== DATASET CONTENT ==
────
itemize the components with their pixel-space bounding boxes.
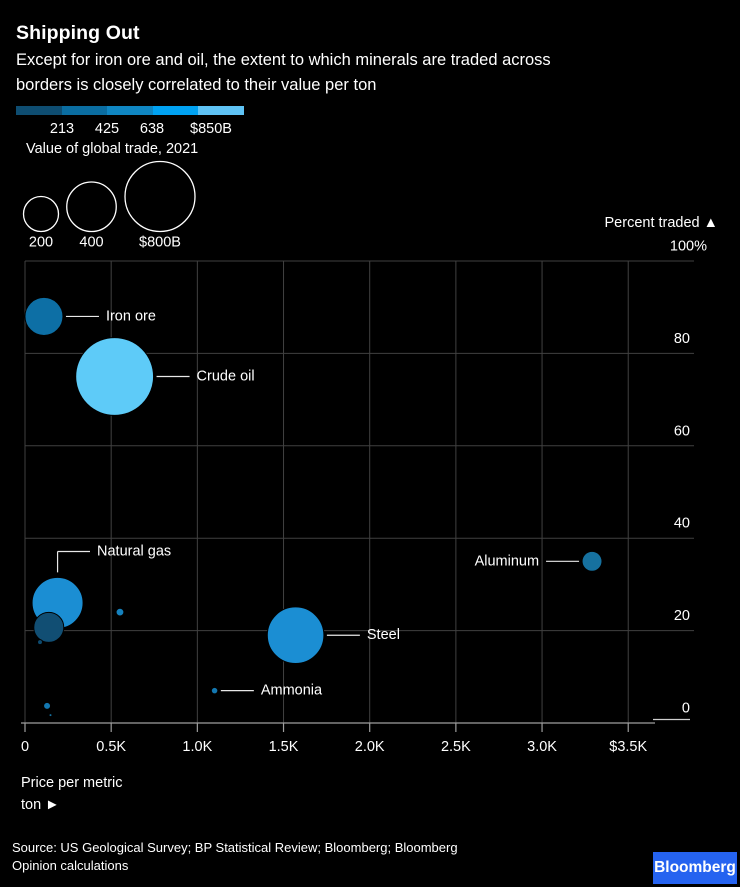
────
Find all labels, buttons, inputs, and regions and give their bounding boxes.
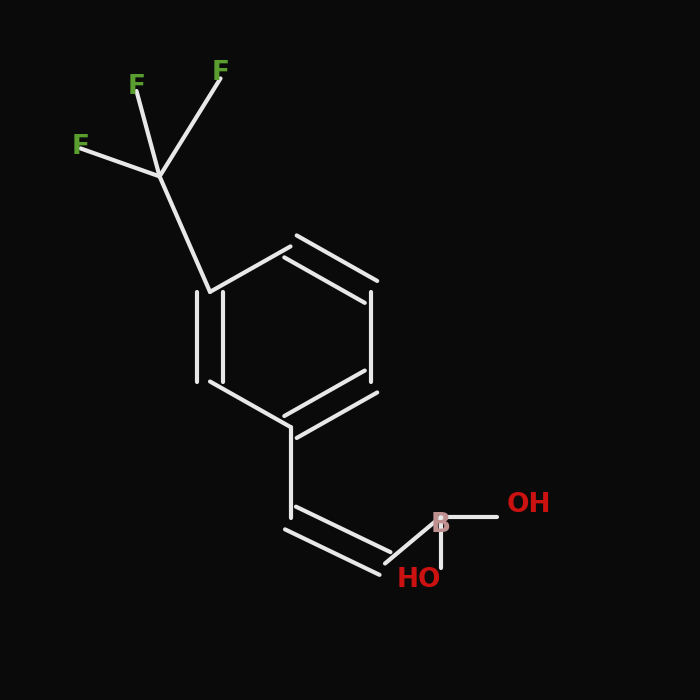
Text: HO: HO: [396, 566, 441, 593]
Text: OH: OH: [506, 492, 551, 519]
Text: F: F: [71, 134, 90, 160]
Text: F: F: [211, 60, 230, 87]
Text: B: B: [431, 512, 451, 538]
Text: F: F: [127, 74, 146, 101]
────
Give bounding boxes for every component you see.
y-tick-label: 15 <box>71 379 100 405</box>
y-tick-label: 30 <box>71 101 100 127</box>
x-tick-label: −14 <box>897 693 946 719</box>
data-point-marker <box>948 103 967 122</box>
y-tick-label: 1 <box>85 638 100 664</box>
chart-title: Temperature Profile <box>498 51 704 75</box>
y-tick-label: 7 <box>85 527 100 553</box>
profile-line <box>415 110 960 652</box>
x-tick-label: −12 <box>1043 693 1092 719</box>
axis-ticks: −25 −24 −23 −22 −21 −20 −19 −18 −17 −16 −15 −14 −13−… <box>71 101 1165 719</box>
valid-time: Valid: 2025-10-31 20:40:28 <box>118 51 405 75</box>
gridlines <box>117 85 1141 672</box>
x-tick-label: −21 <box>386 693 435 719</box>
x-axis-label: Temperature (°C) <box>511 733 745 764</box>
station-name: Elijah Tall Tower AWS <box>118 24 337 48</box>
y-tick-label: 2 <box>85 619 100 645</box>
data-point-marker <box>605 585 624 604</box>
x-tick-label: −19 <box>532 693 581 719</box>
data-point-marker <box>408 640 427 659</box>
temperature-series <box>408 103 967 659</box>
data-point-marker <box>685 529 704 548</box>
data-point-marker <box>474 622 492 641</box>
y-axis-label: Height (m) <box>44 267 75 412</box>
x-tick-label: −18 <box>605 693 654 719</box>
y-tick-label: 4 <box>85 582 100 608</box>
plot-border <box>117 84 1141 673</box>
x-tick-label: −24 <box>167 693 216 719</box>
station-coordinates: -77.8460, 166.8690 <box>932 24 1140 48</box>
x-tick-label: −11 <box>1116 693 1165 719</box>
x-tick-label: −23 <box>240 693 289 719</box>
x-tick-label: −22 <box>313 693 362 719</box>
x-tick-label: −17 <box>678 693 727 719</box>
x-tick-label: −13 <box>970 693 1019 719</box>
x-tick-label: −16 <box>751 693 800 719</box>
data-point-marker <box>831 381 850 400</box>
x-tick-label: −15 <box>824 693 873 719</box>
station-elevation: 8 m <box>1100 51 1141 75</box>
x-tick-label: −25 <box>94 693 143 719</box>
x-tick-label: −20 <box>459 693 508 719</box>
────
== WORK REQUIRED ==
Duplicate the entries between the line holding "Give bounding boxes" and the line holding "y-tick-label: 1 <box>85 638 100 664</box>", inclusive.

== EXERCISE RESULT ==
Give bounding boxes for every component you see.
y-tick-label: 15 <box>71 379 100 405</box>
y-tick-label: 30 <box>71 101 100 127</box>
x-tick-label: −14 <box>897 693 946 719</box>
data-point-marker <box>948 103 967 122</box>
y-tick-label: 1 <box>85 638 100 664</box>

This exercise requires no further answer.